* **What is required**
Within the records that follow, find every line containing the string "name". Copy those lines.

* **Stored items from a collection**
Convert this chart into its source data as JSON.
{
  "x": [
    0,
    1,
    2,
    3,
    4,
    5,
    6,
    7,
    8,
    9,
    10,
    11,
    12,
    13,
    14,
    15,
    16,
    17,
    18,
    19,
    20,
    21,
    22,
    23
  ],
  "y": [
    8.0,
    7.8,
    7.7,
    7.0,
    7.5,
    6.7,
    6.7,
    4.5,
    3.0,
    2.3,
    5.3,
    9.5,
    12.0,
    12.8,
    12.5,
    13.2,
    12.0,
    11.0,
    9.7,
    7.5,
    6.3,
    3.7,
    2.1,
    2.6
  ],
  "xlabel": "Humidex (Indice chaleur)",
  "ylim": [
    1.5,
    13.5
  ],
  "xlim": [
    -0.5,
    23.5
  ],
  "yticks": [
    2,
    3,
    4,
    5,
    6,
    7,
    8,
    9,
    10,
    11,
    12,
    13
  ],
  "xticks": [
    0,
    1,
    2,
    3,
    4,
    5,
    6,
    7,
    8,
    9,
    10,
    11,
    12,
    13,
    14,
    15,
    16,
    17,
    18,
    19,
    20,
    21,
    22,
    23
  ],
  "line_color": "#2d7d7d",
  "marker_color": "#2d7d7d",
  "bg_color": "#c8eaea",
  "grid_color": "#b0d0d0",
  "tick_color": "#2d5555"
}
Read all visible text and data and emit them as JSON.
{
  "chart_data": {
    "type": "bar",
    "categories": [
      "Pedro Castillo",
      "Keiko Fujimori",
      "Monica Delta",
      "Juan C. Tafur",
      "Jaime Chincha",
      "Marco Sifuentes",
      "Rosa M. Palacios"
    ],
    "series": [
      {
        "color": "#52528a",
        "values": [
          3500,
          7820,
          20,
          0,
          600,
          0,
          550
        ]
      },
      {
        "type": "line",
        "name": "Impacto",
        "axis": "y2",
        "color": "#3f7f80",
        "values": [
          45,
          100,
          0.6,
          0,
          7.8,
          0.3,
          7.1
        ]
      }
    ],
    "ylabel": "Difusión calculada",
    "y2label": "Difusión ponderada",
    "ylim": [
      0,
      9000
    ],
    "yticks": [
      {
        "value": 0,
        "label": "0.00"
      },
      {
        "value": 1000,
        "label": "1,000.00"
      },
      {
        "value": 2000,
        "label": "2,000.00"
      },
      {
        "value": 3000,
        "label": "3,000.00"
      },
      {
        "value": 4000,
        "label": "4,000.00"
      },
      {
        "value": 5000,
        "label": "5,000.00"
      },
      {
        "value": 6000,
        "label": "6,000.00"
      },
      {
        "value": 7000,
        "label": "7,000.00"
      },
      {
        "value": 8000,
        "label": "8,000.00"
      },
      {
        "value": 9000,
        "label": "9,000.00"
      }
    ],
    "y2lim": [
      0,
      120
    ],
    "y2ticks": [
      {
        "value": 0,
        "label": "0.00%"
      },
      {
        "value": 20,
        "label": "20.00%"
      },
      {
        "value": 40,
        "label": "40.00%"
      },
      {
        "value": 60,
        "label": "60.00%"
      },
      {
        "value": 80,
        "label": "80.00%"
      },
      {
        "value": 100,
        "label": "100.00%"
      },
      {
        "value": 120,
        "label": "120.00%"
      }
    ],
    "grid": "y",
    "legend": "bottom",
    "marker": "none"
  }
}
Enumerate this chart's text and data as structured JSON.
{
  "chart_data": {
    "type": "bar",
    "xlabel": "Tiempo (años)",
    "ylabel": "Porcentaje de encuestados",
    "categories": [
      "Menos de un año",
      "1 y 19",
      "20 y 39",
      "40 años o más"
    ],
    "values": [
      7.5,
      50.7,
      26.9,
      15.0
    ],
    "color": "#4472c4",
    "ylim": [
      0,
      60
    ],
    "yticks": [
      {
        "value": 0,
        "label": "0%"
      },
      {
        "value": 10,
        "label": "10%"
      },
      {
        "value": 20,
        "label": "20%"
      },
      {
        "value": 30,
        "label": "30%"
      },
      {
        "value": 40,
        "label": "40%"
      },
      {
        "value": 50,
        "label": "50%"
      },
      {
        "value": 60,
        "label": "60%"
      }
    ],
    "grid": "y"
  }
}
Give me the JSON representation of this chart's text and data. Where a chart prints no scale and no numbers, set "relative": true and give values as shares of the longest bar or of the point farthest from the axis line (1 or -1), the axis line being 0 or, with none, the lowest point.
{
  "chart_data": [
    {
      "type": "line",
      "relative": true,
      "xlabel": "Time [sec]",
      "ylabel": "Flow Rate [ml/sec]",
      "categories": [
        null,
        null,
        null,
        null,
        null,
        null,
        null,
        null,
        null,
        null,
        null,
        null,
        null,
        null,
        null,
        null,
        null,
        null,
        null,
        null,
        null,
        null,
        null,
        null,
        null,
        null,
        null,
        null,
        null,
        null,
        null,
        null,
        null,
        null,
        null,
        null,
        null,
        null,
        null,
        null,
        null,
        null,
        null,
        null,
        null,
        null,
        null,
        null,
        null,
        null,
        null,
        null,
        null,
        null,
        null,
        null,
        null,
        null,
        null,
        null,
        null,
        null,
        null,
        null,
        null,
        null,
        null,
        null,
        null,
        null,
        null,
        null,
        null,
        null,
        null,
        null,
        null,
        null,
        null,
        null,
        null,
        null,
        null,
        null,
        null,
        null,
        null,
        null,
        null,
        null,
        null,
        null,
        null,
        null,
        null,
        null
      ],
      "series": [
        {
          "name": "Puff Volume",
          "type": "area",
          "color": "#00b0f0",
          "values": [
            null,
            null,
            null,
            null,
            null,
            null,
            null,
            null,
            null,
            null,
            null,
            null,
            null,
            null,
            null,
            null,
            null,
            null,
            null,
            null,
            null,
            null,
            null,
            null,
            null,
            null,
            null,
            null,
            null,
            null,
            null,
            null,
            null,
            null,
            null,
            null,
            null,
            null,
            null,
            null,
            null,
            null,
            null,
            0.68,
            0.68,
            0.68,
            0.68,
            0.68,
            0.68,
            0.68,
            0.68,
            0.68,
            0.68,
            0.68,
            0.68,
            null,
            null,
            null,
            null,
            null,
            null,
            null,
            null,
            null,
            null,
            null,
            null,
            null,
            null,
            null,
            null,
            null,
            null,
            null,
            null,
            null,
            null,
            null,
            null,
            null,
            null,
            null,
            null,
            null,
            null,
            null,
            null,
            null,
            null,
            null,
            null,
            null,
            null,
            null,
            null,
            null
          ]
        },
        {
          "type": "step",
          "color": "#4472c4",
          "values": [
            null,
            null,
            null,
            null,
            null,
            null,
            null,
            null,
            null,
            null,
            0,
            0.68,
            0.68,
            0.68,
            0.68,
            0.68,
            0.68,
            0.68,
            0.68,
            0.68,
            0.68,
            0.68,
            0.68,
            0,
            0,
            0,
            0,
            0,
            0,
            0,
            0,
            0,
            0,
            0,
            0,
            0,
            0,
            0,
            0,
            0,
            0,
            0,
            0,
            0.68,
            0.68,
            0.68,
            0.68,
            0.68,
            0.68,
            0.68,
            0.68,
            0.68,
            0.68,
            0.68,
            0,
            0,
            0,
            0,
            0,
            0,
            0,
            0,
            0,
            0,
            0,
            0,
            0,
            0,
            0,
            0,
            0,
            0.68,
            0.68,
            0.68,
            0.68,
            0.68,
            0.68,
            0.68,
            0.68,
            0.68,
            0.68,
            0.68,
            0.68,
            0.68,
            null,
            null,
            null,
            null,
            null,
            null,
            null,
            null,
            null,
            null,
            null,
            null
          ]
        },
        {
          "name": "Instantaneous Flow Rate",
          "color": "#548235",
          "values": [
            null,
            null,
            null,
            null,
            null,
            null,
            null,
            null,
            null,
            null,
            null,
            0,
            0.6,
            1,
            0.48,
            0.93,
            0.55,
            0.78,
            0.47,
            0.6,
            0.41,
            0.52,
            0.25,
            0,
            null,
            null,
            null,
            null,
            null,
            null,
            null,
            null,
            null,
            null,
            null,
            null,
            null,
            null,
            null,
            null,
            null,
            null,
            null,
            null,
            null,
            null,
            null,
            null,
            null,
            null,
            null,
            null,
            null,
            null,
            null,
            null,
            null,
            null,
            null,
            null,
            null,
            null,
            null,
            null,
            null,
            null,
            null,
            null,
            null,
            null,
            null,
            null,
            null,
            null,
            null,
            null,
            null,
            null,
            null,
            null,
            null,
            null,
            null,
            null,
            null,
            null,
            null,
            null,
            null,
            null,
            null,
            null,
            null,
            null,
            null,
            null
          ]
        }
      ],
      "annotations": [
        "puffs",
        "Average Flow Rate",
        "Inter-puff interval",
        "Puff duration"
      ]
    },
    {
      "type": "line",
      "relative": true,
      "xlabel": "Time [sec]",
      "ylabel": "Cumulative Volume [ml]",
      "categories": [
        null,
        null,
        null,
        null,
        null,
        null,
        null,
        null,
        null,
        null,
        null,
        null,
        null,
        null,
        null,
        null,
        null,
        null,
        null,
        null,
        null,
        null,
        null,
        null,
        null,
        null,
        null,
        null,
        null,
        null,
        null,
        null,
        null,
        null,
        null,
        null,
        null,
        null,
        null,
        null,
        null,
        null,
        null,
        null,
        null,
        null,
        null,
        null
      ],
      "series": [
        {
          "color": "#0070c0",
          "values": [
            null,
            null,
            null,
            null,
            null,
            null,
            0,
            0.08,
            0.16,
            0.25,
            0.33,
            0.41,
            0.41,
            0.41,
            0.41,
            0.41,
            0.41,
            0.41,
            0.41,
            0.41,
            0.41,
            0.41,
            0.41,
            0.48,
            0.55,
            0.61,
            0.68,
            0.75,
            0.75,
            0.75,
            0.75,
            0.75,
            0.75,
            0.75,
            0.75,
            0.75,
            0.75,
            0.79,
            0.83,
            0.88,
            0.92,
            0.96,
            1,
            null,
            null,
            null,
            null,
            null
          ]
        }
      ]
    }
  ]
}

* **Exercise answer**
        "name": "Impacto",
          "name": "Puff Volume",
          "name": "Instantaneous Flow Rate",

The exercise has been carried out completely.